— start Material supplied —

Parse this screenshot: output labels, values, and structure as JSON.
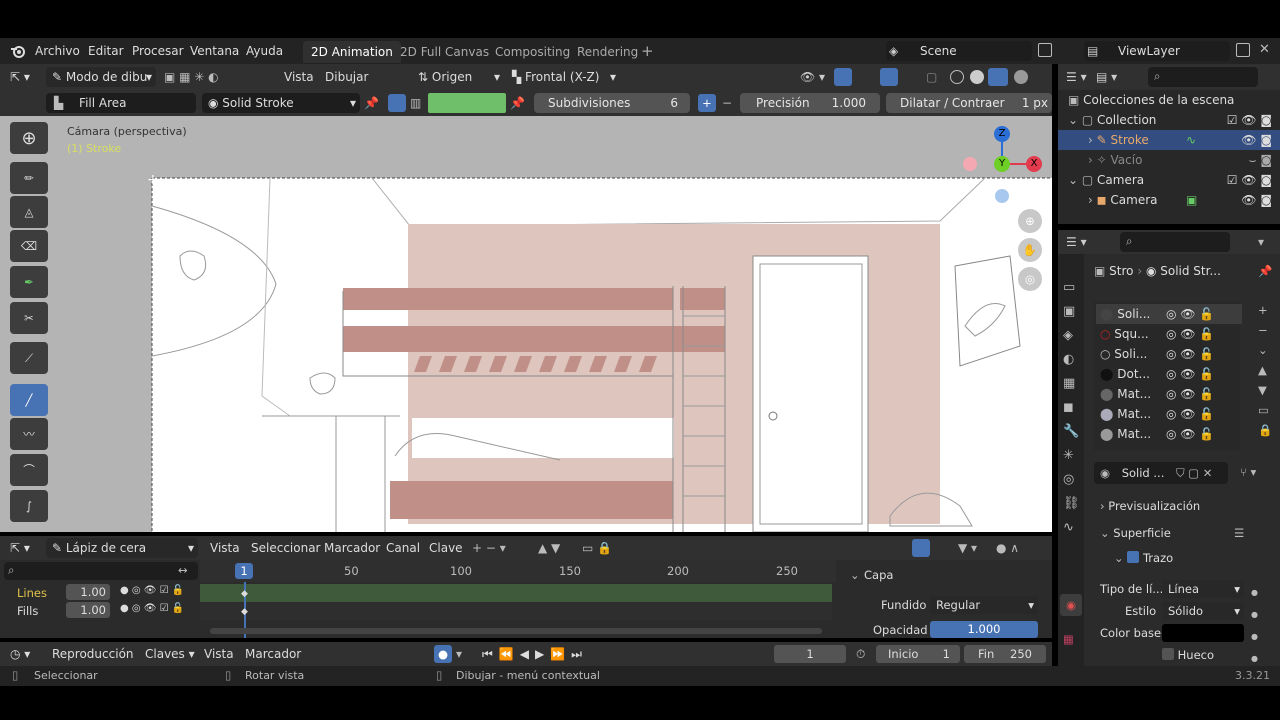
{
  "menu": {
    "archivo": "Archivo",
    "editar": "Editar",
    "procesar": "Procesar",
    "ventana": "Ventana",
    "ayuda": "Ayuda"
  },
  "workspaces": [
    "2D Animation",
    "2D Full Canvas",
    "Compositing",
    "Rendering"
  ],
  "scene": "Scene",
  "viewlayer": "ViewLayer",
  "header": {
    "mode": "Modo de dibu",
    "vista": "Vista",
    "dibujar": "Dibujar",
    "origen": "Origen",
    "frontal": "Frontal (X-Z)"
  },
  "toolsettings": {
    "fill": "Fill Area",
    "material": "Solid Stroke",
    "subdiv_label": "Subdivisiones",
    "subdiv_value": "6",
    "prec_label": "Precisión",
    "prec_value": "1.000",
    "dilate_label": "Dilatar / Contraer",
    "dilate_value": "1 px",
    "fill_color": "#6fbf6a"
  },
  "viewport": {
    "camera_label": "Cámara (perspectiva)",
    "object_label": "(1) Stroke"
  },
  "gizmo": {
    "x": "X",
    "y": "Y",
    "z": "Z"
  },
  "outliner": {
    "title": "Colecciones de la escena",
    "items": [
      "Collection",
      "Stroke",
      "Vacío",
      "Camera",
      "Camera"
    ]
  },
  "props": {
    "breadcrumb1": "Stro",
    "breadcrumb2": "Solid Str...",
    "materials": [
      "Soli...",
      "Squ...",
      "Soli...",
      "Dot...",
      "Mat...",
      "Mat...",
      "Mat..."
    ],
    "matfield": "Solid ...",
    "preview": "Previsualización",
    "surface": "Superficie",
    "stroke": "Trazo",
    "line_type_label": "Tipo de lí...",
    "line_type": "Línea",
    "style_label": "Estilo",
    "style": "Sólido",
    "base_color_label": "Color base",
    "hollow": "Hueco"
  },
  "timeline": {
    "mode": "Lápiz de cera",
    "menus": [
      "Vista",
      "Seleccionar",
      "Marcador",
      "Canal",
      "Clave"
    ],
    "frames": [
      "1",
      "50",
      "100",
      "150",
      "200",
      "250"
    ],
    "layers": [
      {
        "name": "Lines",
        "value": "1.00"
      },
      {
        "name": "Fills",
        "value": "1.00"
      }
    ]
  },
  "capa": {
    "title": "Capa",
    "blend_label": "Fundido",
    "blend": "Regular",
    "opacity_label": "Opacidad",
    "opacity": "1.000"
  },
  "playback": {
    "reproduccion": "Reproducción",
    "claves": "Claves",
    "vista": "Vista",
    "marcador": "Marcador",
    "frame": "1",
    "inicio_label": "Inicio",
    "inicio": "1",
    "fin_label": "Fin",
    "fin": "250"
  },
  "status": {
    "select": "Seleccionar",
    "rotate": "Rotar vista",
    "draw": "Dibujar - menú contextual",
    "version": "3.3.21"
  }
}
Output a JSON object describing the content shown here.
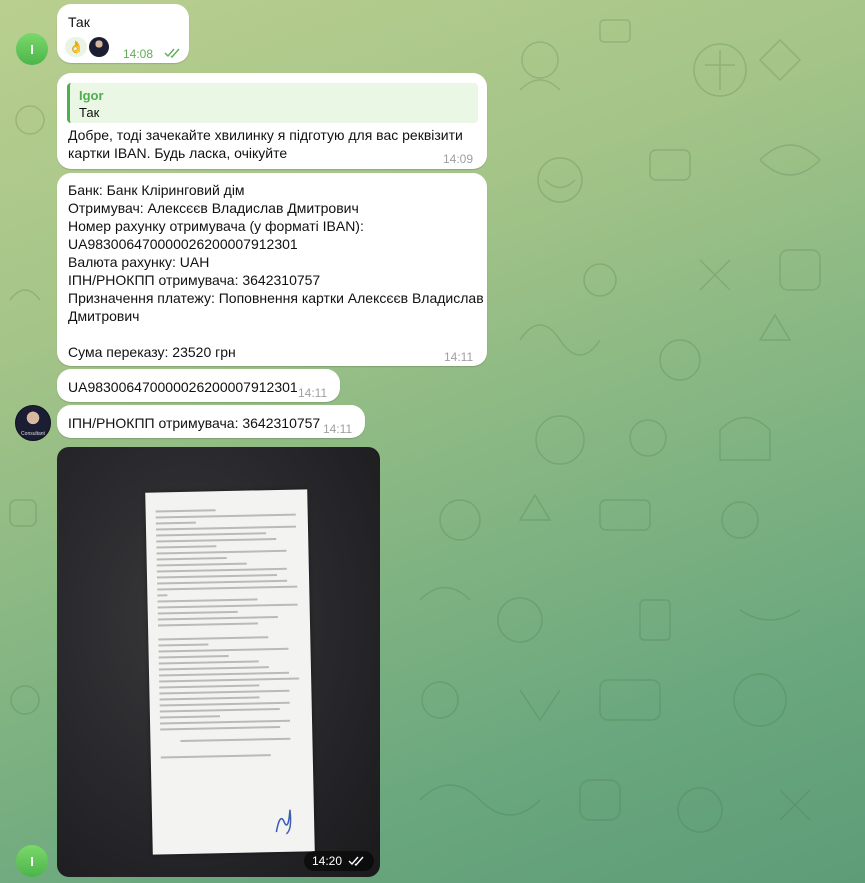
{
  "chat": {
    "messages": [
      {
        "sender_initial": "I",
        "text": "Так",
        "time": "14:08",
        "reaction_emoji": "👌"
      },
      {
        "reply_name": "Igor",
        "reply_text": "Так",
        "lines": [
          "Добре, тоді зачекайте хвилинку я підготую для вас реквізити",
          "картки IBAN. Будь ласка, очікуйте"
        ],
        "time": "14:09"
      },
      {
        "lines": [
          "Банк: Банк Кліринговий дім",
          "Отримувач: Алексєєв Владислав Дмитрович",
          "Номер рахунку отримувача (у форматі IBAN):",
          "UA983006470000026200007912301",
          "Валюта рахунку: UAH",
          "ІПН/РНОКПП отримувача: 3642310757",
          "Призначення платежу: Поповнення картки Алексєєв Владислав",
          "Дмитрович",
          "",
          "Сума переказу: 23520 грн"
        ],
        "time": "14:11"
      },
      {
        "text": "UA983006470000026200007912301",
        "time": "14:11"
      },
      {
        "text": "ІПН/РНОКПП отримувача: 3642310757",
        "time": "14:11",
        "avatar_caption": "Consultant"
      },
      {
        "type": "photo",
        "time": "14:20",
        "sender_initial": "I"
      }
    ]
  },
  "icons": {
    "read_receipt": "double-check-icon"
  }
}
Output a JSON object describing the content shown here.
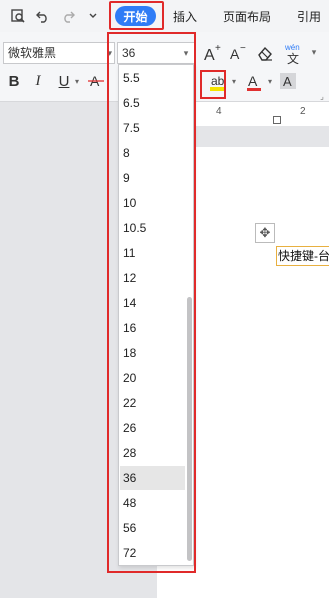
{
  "tabs": {
    "start_label": "开始",
    "insert_label": "插入",
    "layout_label": "页面布局",
    "ref_label": "引用"
  },
  "toolbar": {
    "font_name": "微软雅黑",
    "font_size": "36",
    "pinyin_label": "wén"
  },
  "ruler": {
    "ticks": [
      "4",
      "2"
    ]
  },
  "document": {
    "text": "快捷键-台"
  },
  "font_size_list": {
    "items": [
      "5.5",
      "6.5",
      "7.5",
      "8",
      "9",
      "10",
      "10.5",
      "11",
      "12",
      "14",
      "16",
      "18",
      "20",
      "22",
      "26",
      "28",
      "36",
      "48",
      "56",
      "72"
    ],
    "selected": "36"
  },
  "colors": {
    "accent": "#2f7cf6",
    "highlight_border": "#e02a2a",
    "text_highlight": "#f5e400",
    "font_color": "#e03030"
  }
}
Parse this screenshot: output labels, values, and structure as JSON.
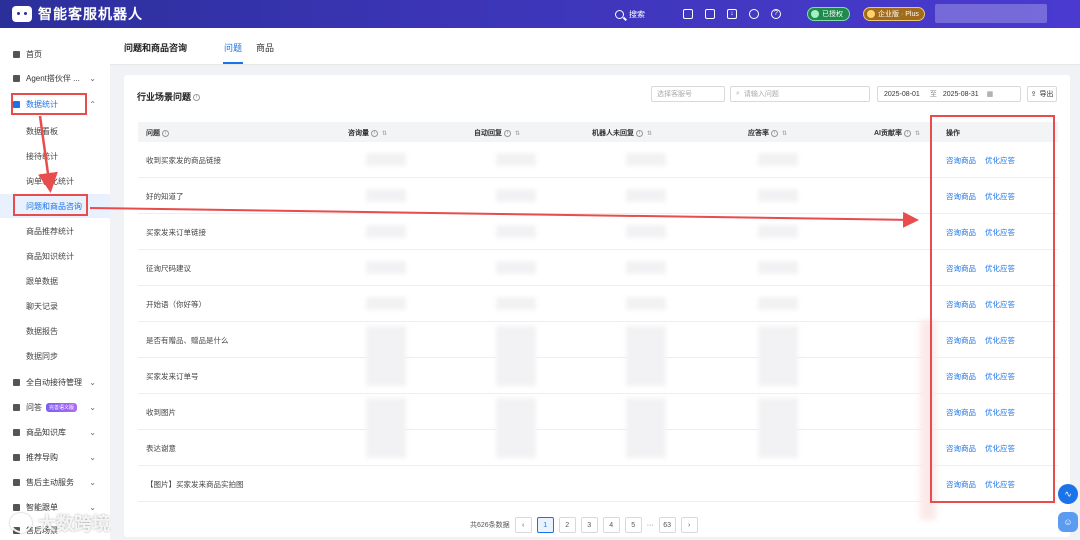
{
  "brand": {
    "name": "智能客服机器人"
  },
  "topbar": {
    "search_label": "搜索",
    "authorized_label": "已授权",
    "plan_label": "企业版 · Plus"
  },
  "sidebar": {
    "items": [
      {
        "label": "首页"
      },
      {
        "label": "Agent搭伙伴 ..."
      },
      {
        "label": "数据统计"
      },
      {
        "label": "全自动接待管理"
      },
      {
        "label": "问答",
        "tag": "完善语义版"
      },
      {
        "label": "商品知识库"
      },
      {
        "label": "推荐导购"
      },
      {
        "label": "售后主动服务"
      },
      {
        "label": "智能跟单"
      },
      {
        "label": "售后场景"
      }
    ],
    "sub_items": [
      "数据看板",
      "接待统计",
      "询单转化统计",
      "问题和商品咨询",
      "商品推荐统计",
      "商品知识统计",
      "跟单数据",
      "聊天记录",
      "数据报告",
      "数据同步"
    ]
  },
  "subheader": {
    "title": "问题和商品咨询",
    "tabs": [
      "问题",
      "商品"
    ]
  },
  "card": {
    "title": "行业场景问题",
    "select_placeholder": "选择客服号",
    "search_placeholder": "请输入问题",
    "date_start": "2025-08-01",
    "date_sep": "至",
    "date_end": "2025-08-31",
    "export_label": "导出"
  },
  "table": {
    "columns": [
      "问题",
      "咨询量",
      "自动回复",
      "机器人未回复",
      "应答率",
      "AI贡献率",
      "操作"
    ],
    "rows": [
      "收到买家发的商品链接",
      "好的知道了",
      "买家发来订单链接",
      "征询尺码建议",
      "开始语（你好等）",
      "是否有赠品、赠品是什么",
      "买家发来订单号",
      "收到图片",
      "表达谢意",
      "【图片】买家发来商品实拍图"
    ],
    "action_consult": "咨询商品",
    "action_optimize": "优化应答"
  },
  "pagination": {
    "total_label": "共626条数据",
    "pages": [
      "1",
      "2",
      "3",
      "4",
      "5",
      "···",
      "63"
    ],
    "current": "1"
  },
  "watermark": {
    "text": "大数跨境"
  }
}
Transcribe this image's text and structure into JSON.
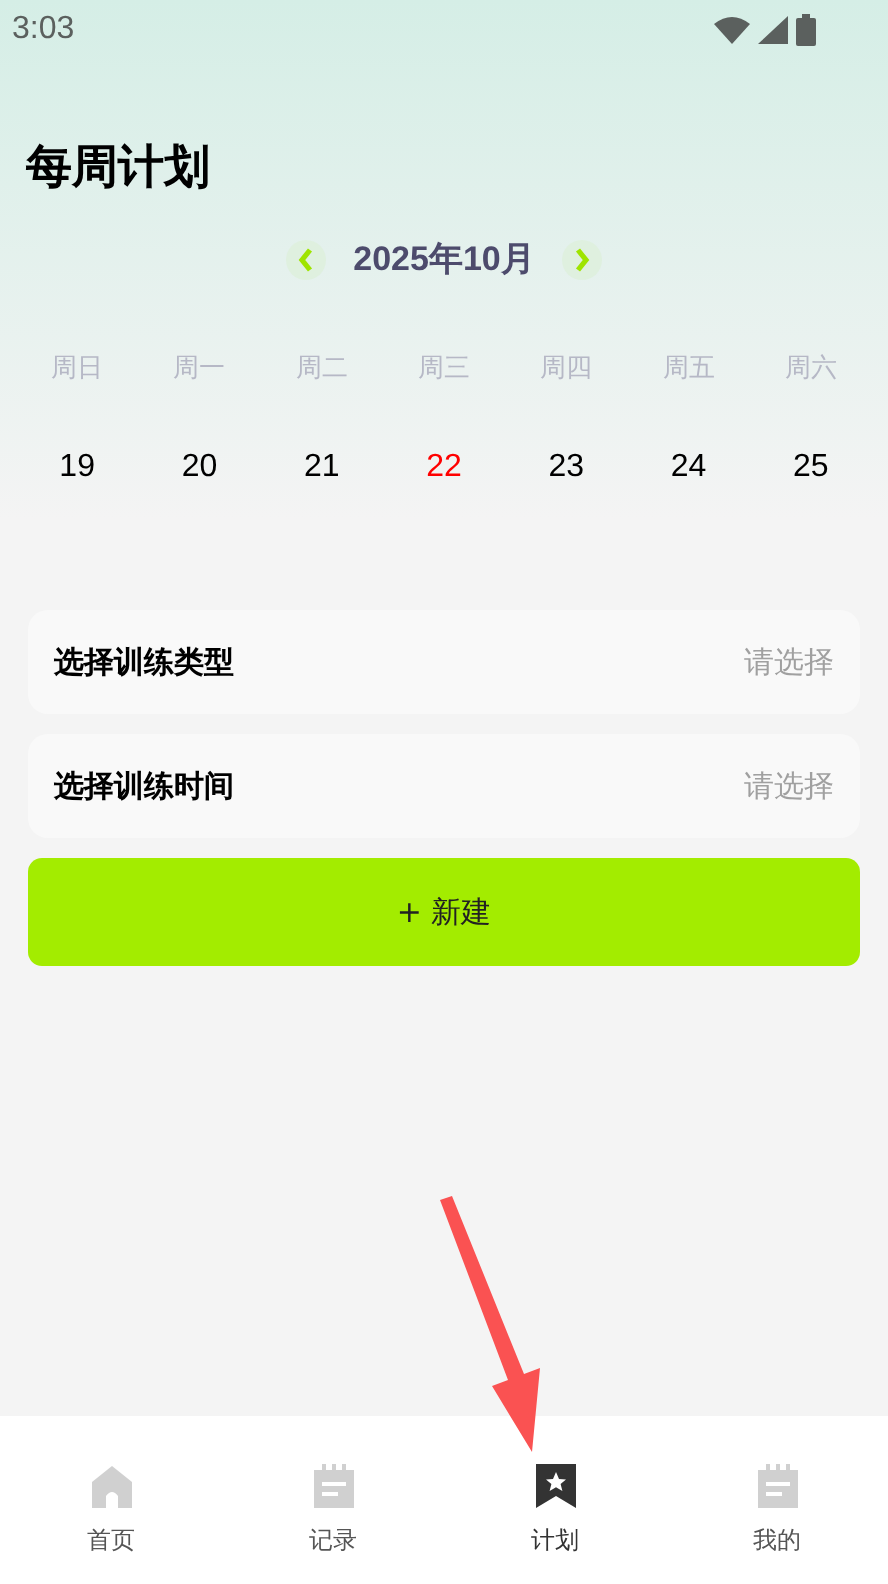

— end Material supplied —

> **Instructions for the task**
Repeat the preceding records precisely, and leave every picture out of the copy.

> **Problem solution**
Parse this screenshot: output labels, values, and structure as JSON.
{
  "menu": {
    "archivo": "Archivo",
    "editar": "Editar",
    "procesar": "Procesar",
    "ventana": "Ventana",
    "ayuda": "Ayuda"
  },
  "workspaces": [
    "2D Animation",
    "2D Full Canvas",
    "Compositing",
    "Rendering"
  ],
  "scene": "Scene",
  "viewlayer": "ViewLayer",
  "header": {
    "mode": "Modo de dibu",
    "vista": "Vista",
    "dibujar": "Dibujar",
    "origen": "Origen",
    "frontal": "Frontal (X-Z)"
  },
  "toolsettings": {
    "fill": "Fill Area",
    "material": "Solid Stroke",
    "subdiv_label": "Subdivisiones",
    "subdiv_value": "6",
    "prec_label": "Precisión",
    "prec_value": "1.000",
    "dilate_label": "Dilatar / Contraer",
    "dilate_value": "1 px",
    "fill_color": "#6fbf6a"
  },
  "viewport": {
    "camera_label": "Cámara (perspectiva)",
    "object_label": "(1) Stroke"
  },
  "gizmo": {
    "x": "X",
    "y": "Y",
    "z": "Z"
  },
  "outliner": {
    "title": "Colecciones de la escena",
    "items": [
      "Collection",
      "Stroke",
      "Vacío",
      "Camera",
      "Camera"
    ]
  },
  "props": {
    "breadcrumb1": "Stro",
    "breadcrumb2": "Solid Str...",
    "materials": [
      "Soli...",
      "Squ...",
      "Soli...",
      "Dot...",
      "Mat...",
      "Mat...",
      "Mat..."
    ],
    "matfield": "Solid ...",
    "preview": "Previsualización",
    "surface": "Superficie",
    "stroke": "Trazo",
    "line_type_label": "Tipo de lí...",
    "line_type": "Línea",
    "style_label": "Estilo",
    "style": "Sólido",
    "base_color_label": "Color base",
    "hollow": "Hueco"
  },
  "timeline": {
    "mode": "Lápiz de cera",
    "menus": [
      "Vista",
      "Seleccionar",
      "Marcador",
      "Canal",
      "Clave"
    ],
    "frames": [
      "1",
      "50",
      "100",
      "150",
      "200",
      "250"
    ],
    "layers": [
      {
        "name": "Lines",
        "value": "1.00"
      },
      {
        "name": "Fills",
        "value": "1.00"
      }
    ]
  },
  "capa": {
    "title": "Capa",
    "blend_label": "Fundido",
    "blend": "Regular",
    "opacity_label": "Opacidad",
    "opacity": "1.000"
  },
  "playback": {
    "reproduccion": "Reproducción",
    "claves": "Claves",
    "vista": "Vista",
    "marcador": "Marcador",
    "frame": "1",
    "inicio_label": "Inicio",
    "inicio": "1",
    "fin_label": "Fin",
    "fin": "250"
  },
  "status": {
    "select": "Seleccionar",
    "rotate": "Rotar vista",
    "draw": "Dibujar - menú contextual",
    "version": "3.3.21"
  }
}
Output a JSON object describing the content shown here.
{
  "chat": {
    "messages": [
      {
        "sender_initial": "I",
        "text": "Так",
        "time": "14:08",
        "reaction_emoji": "👌"
      },
      {
        "reply_name": "Igor",
        "reply_text": "Так",
        "lines": [
          "Добре, тоді зачекайте хвилинку я підготую для вас реквізити",
          "картки IBAN. Будь ласка, очікуйте"
        ],
        "time": "14:09"
      },
      {
        "lines": [
          "Банк: Банк Кліринговий дім",
          "Отримувач: Алексєєв Владислав Дмитрович",
          "Номер рахунку отримувача (у форматі IBAN):",
          "UA983006470000026200007912301",
          "Валюта рахунку: UAH",
          "ІПН/РНОКПП отримувача: 3642310757",
          "Призначення платежу: Поповнення картки Алексєєв Владислав",
          "Дмитрович",
          "",
          "Сума переказу: 23520 грн"
        ],
        "time": "14:11"
      },
      {
        "text": "UA983006470000026200007912301",
        "time": "14:11"
      },
      {
        "text": "ІПН/РНОКПП отримувача: 3642310757",
        "time": "14:11",
        "avatar_caption": "Consultant"
      },
      {
        "type": "photo",
        "time": "14:20",
        "sender_initial": "I"
      }
    ]
  },
  "icons": {
    "read_receipt": "double-check-icon"
  }
}
Output a JSON object describing the content shown here.
{
  "tabs": {
    "start_label": "开始",
    "insert_label": "插入",
    "layout_label": "页面布局",
    "ref_label": "引用"
  },
  "toolbar": {
    "font_name": "微软雅黑",
    "font_size": "36",
    "pinyin_label": "wén"
  },
  "ruler": {
    "ticks": [
      "4",
      "2"
    ]
  },
  "document": {
    "text": "快捷键-台"
  },
  "font_size_list": {
    "items": [
      "5.5",
      "6.5",
      "7.5",
      "8",
      "9",
      "10",
      "10.5",
      "11",
      "12",
      "14",
      "16",
      "18",
      "20",
      "22",
      "26",
      "28",
      "36",
      "48",
      "56",
      "72"
    ],
    "selected": "36"
  },
  "colors": {
    "accent": "#2f7cf6",
    "highlight_border": "#e02a2a",
    "text_highlight": "#f5e400",
    "font_color": "#e03030"
  }
}
Parse this screenshot: output labels, values, and structure as JSON.
{
  "brand": {
    "name": "智能客服机器人"
  },
  "topbar": {
    "search_label": "搜索",
    "authorized_label": "已授权",
    "plan_label": "企业版 · Plus"
  },
  "sidebar": {
    "items": [
      {
        "label": "首页"
      },
      {
        "label": "Agent搭伙伴 ..."
      },
      {
        "label": "数据统计"
      },
      {
        "label": "全自动接待管理"
      },
      {
        "label": "问答",
        "tag": "完善语义版"
      },
      {
        "label": "商品知识库"
      },
      {
        "label": "推荐导购"
      },
      {
        "label": "售后主动服务"
      },
      {
        "label": "智能跟单"
      },
      {
        "label": "售后场景"
      }
    ],
    "sub_items": [
      "数据看板",
      "接待统计",
      "询单转化统计",
      "问题和商品咨询",
      "商品推荐统计",
      "商品知识统计",
      "跟单数据",
      "聊天记录",
      "数据报告",
      "数据同步"
    ]
  },
  "subheader": {
    "title": "问题和商品咨询",
    "tabs": [
      "问题",
      "商品"
    ]
  },
  "card": {
    "title": "行业场景问题",
    "select_placeholder": "选择客服号",
    "search_placeholder": "请输入问题",
    "date_start": "2025-08-01",
    "date_sep": "至",
    "date_end": "2025-08-31",
    "export_label": "导出"
  },
  "table": {
    "columns": [
      "问题",
      "咨询量",
      "自动回复",
      "机器人未回复",
      "应答率",
      "AI贡献率",
      "操作"
    ],
    "rows": [
      "收到买家发的商品链接",
      "好的知道了",
      "买家发来订单链接",
      "征询尺码建议",
      "开始语（你好等）",
      "是否有赠品、赠品是什么",
      "买家发来订单号",
      "收到图片",
      "表达谢意",
      "【图片】买家发来商品实拍图"
    ],
    "action_consult": "咨询商品",
    "action_optimize": "优化应答"
  },
  "pagination": {
    "total_label": "共626条数据",
    "pages": [
      "1",
      "2",
      "3",
      "4",
      "5",
      "···",
      "63"
    ],
    "current": "1"
  },
  "watermark": {
    "text": "大数跨境"
  }
}
Transcribe this image's text and structure into JSON.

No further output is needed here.